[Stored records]
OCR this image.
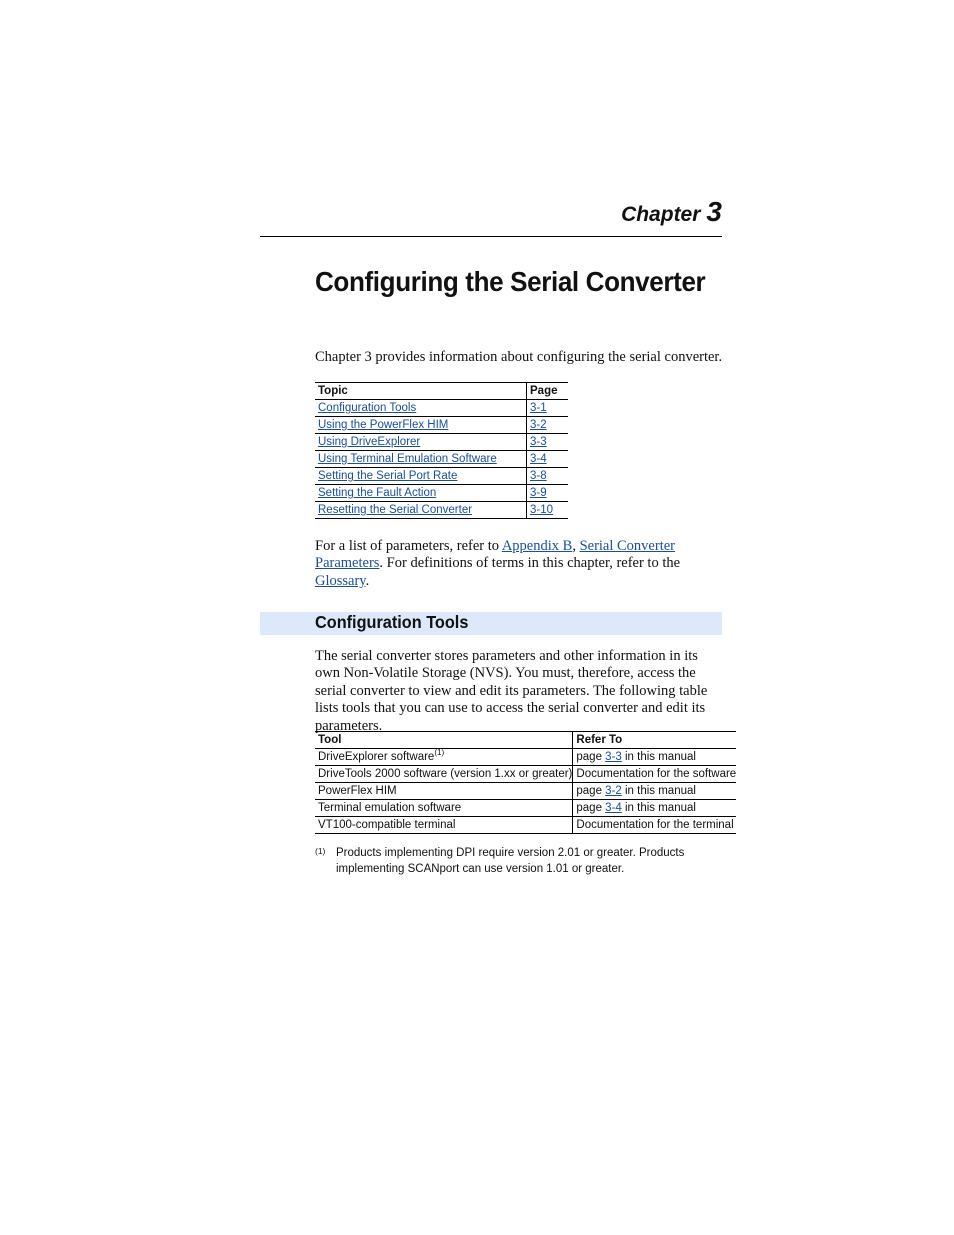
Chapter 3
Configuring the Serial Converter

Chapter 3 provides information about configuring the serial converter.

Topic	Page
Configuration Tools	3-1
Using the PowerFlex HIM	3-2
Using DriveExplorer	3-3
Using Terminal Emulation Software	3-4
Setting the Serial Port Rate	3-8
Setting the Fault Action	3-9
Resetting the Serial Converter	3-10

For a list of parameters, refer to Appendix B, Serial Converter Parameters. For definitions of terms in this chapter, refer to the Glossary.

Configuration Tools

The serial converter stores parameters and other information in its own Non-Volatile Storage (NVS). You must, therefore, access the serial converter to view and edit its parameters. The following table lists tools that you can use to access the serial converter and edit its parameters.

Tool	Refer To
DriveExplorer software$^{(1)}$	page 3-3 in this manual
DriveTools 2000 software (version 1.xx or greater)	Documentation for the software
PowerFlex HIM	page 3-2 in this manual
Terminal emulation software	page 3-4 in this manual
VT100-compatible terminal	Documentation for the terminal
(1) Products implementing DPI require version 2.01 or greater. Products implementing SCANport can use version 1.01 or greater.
---
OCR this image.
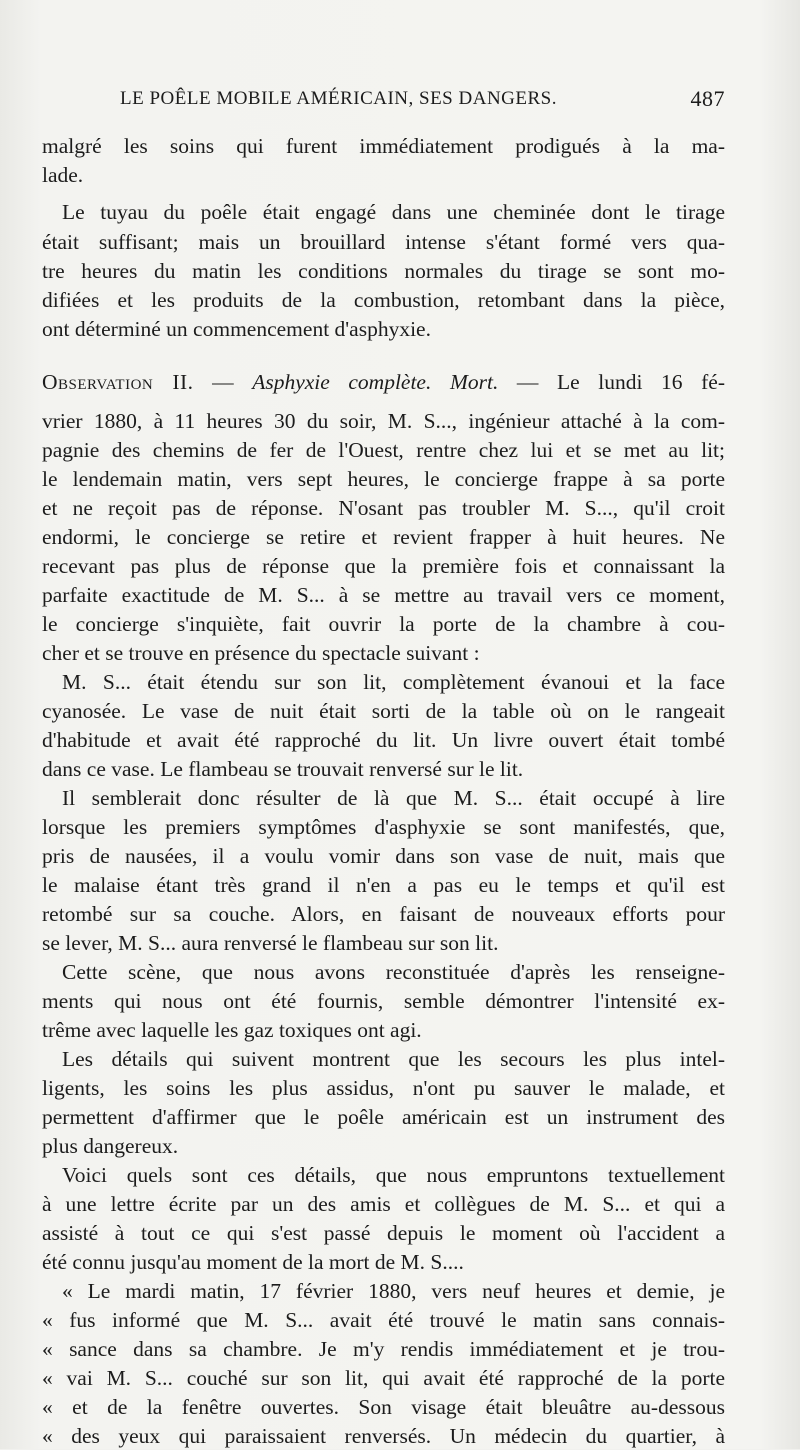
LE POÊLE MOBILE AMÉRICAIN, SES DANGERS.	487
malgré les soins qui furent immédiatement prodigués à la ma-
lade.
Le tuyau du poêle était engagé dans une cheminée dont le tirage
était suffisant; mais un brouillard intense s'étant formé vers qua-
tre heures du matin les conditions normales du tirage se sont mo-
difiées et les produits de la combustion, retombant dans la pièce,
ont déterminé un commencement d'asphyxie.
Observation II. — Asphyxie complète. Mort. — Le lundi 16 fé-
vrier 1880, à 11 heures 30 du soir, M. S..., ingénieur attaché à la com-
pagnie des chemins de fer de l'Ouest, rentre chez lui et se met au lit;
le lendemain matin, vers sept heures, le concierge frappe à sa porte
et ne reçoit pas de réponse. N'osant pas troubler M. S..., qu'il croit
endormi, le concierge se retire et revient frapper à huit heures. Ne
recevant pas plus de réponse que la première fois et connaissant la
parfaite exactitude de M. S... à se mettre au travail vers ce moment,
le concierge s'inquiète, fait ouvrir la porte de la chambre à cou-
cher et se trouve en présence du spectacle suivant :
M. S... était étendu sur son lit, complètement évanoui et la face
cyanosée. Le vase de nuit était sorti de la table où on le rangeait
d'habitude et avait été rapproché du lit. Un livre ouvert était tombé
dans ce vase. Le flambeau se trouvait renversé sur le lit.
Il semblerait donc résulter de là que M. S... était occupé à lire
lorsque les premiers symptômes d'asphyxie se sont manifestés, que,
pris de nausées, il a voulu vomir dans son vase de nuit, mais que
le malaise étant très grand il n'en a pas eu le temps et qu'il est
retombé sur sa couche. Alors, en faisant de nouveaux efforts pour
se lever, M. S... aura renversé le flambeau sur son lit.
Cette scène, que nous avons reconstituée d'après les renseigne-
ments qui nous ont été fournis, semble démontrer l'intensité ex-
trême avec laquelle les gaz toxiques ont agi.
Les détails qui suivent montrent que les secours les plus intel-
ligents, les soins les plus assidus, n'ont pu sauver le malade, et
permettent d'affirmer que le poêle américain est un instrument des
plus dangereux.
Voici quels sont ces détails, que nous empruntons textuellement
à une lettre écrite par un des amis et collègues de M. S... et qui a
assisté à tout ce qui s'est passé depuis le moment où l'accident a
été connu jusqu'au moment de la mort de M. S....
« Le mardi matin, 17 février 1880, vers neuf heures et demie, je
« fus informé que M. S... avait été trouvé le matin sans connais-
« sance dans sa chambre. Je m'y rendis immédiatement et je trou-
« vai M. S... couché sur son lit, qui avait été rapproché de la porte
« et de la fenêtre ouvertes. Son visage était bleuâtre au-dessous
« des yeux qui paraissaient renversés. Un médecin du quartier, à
==
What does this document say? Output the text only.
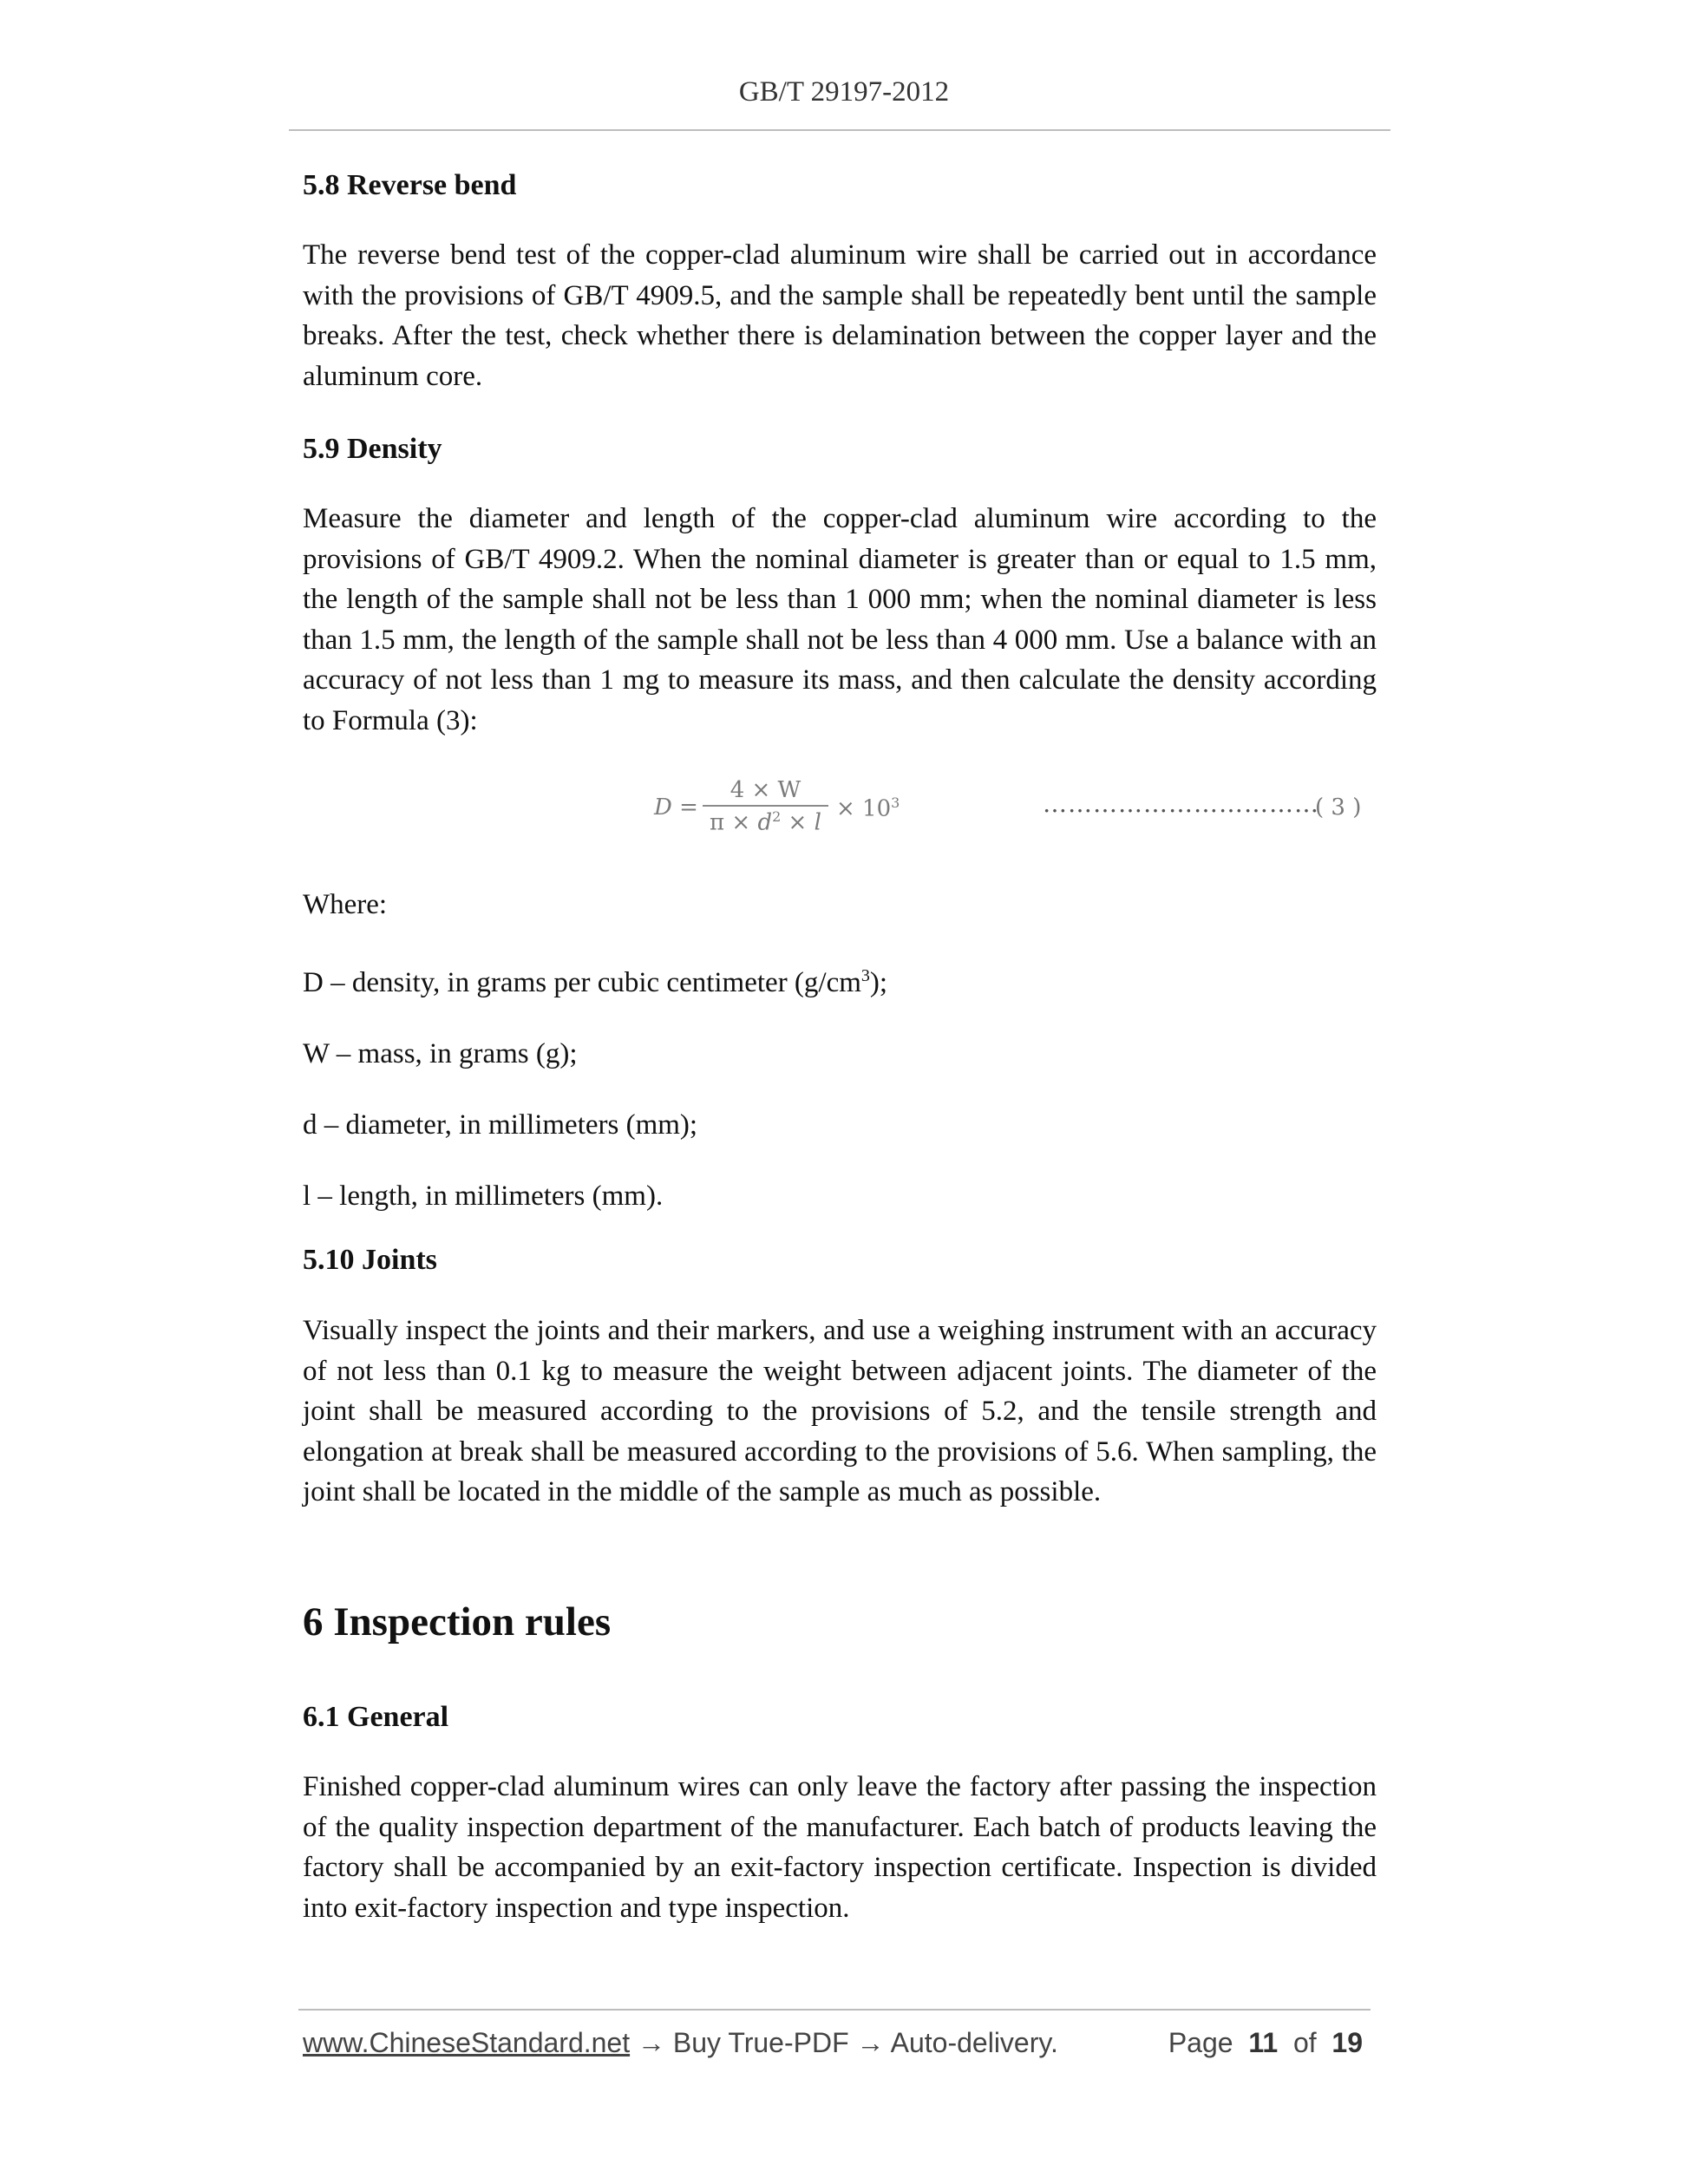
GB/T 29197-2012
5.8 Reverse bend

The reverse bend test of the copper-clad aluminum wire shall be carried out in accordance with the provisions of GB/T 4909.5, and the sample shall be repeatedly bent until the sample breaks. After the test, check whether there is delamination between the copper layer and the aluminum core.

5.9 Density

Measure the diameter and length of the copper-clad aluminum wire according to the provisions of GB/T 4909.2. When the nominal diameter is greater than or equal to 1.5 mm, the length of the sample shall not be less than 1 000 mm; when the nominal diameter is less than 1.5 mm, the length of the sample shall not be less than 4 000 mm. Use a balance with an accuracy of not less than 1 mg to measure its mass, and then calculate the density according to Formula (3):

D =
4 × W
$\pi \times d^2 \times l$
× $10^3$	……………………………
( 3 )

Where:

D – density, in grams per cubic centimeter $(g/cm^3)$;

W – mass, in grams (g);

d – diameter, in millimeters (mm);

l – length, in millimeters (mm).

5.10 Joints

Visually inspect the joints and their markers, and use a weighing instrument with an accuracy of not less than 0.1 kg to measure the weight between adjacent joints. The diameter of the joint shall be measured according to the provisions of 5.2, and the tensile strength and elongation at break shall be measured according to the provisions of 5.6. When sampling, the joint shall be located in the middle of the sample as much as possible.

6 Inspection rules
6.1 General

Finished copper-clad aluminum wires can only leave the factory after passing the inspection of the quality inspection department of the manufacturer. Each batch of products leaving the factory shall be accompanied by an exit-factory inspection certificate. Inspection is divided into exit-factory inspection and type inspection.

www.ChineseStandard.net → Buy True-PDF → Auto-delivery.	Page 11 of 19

• _WHAT YOU HAVE TO DO_
Check each line of the records above for the string "only", and report every line that has it.

• _OUTPUT FOR THIS TASK_
What does this document say? Output the text only.
Finished copper-clad aluminum wires can only leave the factory after passing the inspection of the quality inspection department of the manufacturer. Each batch of products leaving the factory shall be accompanied by an exit-factory inspection certificate. Inspection is divided into exit-factory inspection and type inspection.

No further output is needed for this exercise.